[AIM OF THE TASK]
Check every line below for the word "will" and show those that hold it.

:: EXERCISE DATA ::

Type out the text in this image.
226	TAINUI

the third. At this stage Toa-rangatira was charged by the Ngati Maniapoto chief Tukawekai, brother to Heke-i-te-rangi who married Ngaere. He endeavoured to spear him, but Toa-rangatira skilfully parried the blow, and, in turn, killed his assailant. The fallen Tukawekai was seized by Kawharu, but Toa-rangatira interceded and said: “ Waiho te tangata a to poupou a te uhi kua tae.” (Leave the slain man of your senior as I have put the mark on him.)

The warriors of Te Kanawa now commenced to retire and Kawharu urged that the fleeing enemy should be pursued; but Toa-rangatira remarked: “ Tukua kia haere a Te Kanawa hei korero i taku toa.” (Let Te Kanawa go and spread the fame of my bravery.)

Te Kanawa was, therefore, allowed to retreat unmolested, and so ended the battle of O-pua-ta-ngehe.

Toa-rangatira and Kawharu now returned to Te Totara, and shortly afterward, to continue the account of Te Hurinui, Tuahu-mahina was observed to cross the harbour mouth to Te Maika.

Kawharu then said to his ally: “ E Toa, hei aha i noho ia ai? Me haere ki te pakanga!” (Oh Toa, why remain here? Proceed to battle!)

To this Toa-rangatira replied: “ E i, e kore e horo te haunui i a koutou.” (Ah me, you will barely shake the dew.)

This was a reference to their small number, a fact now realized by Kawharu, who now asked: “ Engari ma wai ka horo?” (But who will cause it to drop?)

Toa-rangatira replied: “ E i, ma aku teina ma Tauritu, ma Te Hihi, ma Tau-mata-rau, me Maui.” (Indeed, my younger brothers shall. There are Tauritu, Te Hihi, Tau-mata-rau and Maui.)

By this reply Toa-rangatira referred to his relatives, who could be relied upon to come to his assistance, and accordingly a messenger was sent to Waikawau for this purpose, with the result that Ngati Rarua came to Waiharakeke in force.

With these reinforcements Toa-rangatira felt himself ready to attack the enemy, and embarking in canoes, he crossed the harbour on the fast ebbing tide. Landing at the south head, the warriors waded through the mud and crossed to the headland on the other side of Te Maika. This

:::

[OUTPUT OF THE TASK]
To this Toa-rangatira replied: “ E i, e kore e horo te haunui i a koutou.” (Ah me, you will barely shake the dew.)
This was a reference to their small number, a fact now realized by Kawharu, who now asked: “ Engari ma wai ka horo?” (But who will cause it to drop?)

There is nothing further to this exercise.